▸ **Exercise objective**
Present every one of the lines below as a Markdown table with the columns "Row No." and "Line", numbering the rows in order and omitting any blank lines.

Element location data
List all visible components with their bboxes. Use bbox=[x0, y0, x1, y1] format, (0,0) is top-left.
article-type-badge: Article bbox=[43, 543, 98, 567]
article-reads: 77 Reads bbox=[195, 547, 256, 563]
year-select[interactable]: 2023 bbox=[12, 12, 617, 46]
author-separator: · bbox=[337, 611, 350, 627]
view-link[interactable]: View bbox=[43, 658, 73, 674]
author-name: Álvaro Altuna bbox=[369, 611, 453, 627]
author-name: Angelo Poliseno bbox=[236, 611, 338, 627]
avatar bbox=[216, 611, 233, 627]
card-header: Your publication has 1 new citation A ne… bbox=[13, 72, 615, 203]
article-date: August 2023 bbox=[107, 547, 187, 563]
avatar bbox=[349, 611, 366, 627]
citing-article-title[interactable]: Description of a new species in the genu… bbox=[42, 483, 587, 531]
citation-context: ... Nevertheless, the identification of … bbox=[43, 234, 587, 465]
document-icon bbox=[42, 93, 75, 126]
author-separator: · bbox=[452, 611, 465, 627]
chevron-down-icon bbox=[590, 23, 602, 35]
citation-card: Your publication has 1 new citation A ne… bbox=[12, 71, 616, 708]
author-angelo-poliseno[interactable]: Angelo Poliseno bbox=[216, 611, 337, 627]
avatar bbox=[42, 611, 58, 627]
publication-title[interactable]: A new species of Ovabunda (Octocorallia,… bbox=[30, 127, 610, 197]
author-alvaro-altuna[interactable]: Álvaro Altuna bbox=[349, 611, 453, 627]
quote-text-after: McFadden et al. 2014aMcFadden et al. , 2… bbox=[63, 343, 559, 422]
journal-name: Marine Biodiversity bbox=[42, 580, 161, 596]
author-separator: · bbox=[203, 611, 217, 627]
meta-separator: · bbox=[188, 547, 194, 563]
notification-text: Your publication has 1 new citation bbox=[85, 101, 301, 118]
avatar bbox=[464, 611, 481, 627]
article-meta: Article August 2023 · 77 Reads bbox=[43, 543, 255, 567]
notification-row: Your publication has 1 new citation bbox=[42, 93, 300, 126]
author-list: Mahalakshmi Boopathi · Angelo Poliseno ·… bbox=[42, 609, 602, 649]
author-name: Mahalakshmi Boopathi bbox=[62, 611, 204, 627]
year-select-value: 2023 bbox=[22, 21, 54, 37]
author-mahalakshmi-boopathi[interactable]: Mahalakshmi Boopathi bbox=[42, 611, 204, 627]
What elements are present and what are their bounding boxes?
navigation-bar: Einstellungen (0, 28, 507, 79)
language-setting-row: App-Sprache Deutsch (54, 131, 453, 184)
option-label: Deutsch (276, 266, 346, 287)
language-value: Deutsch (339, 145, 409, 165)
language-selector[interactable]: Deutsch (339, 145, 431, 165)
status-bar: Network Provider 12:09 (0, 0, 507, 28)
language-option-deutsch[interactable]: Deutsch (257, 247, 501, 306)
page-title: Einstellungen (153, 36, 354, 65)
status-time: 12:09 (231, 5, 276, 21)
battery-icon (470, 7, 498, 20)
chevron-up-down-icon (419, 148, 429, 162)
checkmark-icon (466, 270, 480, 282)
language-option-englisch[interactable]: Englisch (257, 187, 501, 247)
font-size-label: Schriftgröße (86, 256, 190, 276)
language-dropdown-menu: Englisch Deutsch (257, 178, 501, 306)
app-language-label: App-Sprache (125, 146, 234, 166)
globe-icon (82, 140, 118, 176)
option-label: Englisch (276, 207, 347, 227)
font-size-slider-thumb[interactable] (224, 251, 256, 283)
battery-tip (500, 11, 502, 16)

▸ **Task response**
| Row No. | Line |
|---|---|
| 1 | List all visible components with their bboxes. Use bbox=[x0, y0, x1, y1] format, (0,0) is top-left. |
| 2 | article-type-badge: Article bbox=[43, 543, 98, 567] |
| 3 | article-reads: 77 Reads bbox=[195, 547, 256, 563] |
| 4 | year-select[interactable]: 2023 bbox=[12, 12, 617, 46] |
| 5 | author-separator: · bbox=[337, 611, 350, 627] |
| 6 | view-link[interactable]: View bbox=[43, 658, 73, 674] |
| 7 | author-name: Álvaro Altuna bbox=[369, 611, 453, 627] |
| 8 | author-name: Angelo Poliseno bbox=[236, 611, 338, 627] |
| 9 | avatar bbox=[216, 611, 233, 627] |
| 10 | card-header: Your publication has 1 new citation A ne… bbox=[13, 72, 615, 203] |
| 11 | article-date: August 2023 bbox=[107, 547, 187, 563] |
| 12 | avatar bbox=[349, 611, 366, 627] |
| 13 | citing-article-title[interactable]: Description of a new species in the genu… bbox=[42, 483, 587, 531] |
| 14 | citation-context: ... Nevertheless, the identification of … bbox=[43, 234, 587, 465] |
| 15 | document-icon bbox=[42, 93, 75, 126] |
| 16 | author-separator: · bbox=[452, 611, 465, 627] |
| 17 | chevron-down-icon bbox=[590, 23, 602, 35] |
| 18 | citation-card: Your publication has 1 new citation A ne… bbox=[12, 71, 616, 708] |
| 19 | author-angelo-poliseno[interactable]: Angelo Poliseno bbox=[216, 611, 337, 627] |
| 20 | avatar bbox=[42, 611, 58, 627] |
| 21 | publication-title[interactable]: A new species of Ovabunda (Octocorallia,… bbox=[30, 127, 610, 197] |
| 22 | author-alvaro-altuna[interactable]: Álvaro Altuna bbox=[349, 611, 453, 627] |
| 23 | quote-text-after: McFadden et al. 2014aMcFadden et al. , 2… bbox=[63, 343, 559, 422] |
| 24 | journal-name: Marine Biodiversity bbox=[42, 580, 161, 596] |
| 25 | author-separator: · bbox=[203, 611, 217, 627] |
| 26 | meta-separator: · bbox=[188, 547, 194, 563] |
| 27 | notification-text: Your publication has 1 new citation bbox=[85, 101, 301, 118] |
| 28 | avatar bbox=[464, 611, 481, 627] |
| 29 | article-meta: Article August 2023 · 77 Reads bbox=[43, 543, 255, 567] |
| 30 | notification-row: Your publication has 1 new citation bbox=[42, 93, 300, 126] |
| 31 | author-list: Mahalakshmi Boopathi · Angelo Poliseno ·… bbox=[42, 609, 602, 649] |
| 32 | author-name: Mahalakshmi Boopathi bbox=[62, 611, 204, 627] |
| 33 | year-select-value: 2023 bbox=[22, 21, 54, 37] |
| 34 | author-mahalakshmi-boopathi[interactable]: Mahalakshmi Boopathi bbox=[42, 611, 204, 627] |
| 35 | What elements are present and what are their bounding boxes? |
| 36 | navigation-bar: Einstellungen (0, 28, 507, 79) |
| 37 | language-setting-row: App-Sprache Deutsch (54, 131, 453, 184) |
| 38 | option-label: Deutsch (276, 266, 346, 287) |
| 39 | language-value: Deutsch (339, 145, 409, 165) |
| 40 | language-selector[interactable]: Deutsch (339, 145, 431, 165) |
| 41 | status-bar: Network Provider 12:09 (0, 0, 507, 28) |
| 42 | language-option-deutsch[interactable]: Deutsch (257, 247, 501, 306) |
| 43 | page-title: Einstellungen (153, 36, 354, 65) |
| 44 | status-time: 12:09 (231, 5, 276, 21) |
| 45 | battery-icon (470, 7, 498, 20) |
| 46 | chevron-up-down-icon (419, 148, 429, 162) |
| 47 | checkmark-icon (466, 270, 480, 282) |
| 48 | language-option-englisch[interactable]: Englisch (257, 187, 501, 247) |
| 49 | font-size-label: Schriftgröße (86, 256, 190, 276) |
| 50 | language-dropdown-menu: Englisch Deutsch (257, 178, 501, 306) |
| 51 | app-language-label: App-Sprache (125, 146, 234, 166) |
| 52 | globe-icon (82, 140, 118, 176) |
| 53 | option-label: Englisch (276, 207, 347, 227) |
| 54 | font-size-slider-thumb[interactable] (224, 251, 256, 283) |
| 55 | battery-tip (500, 11, 502, 16) |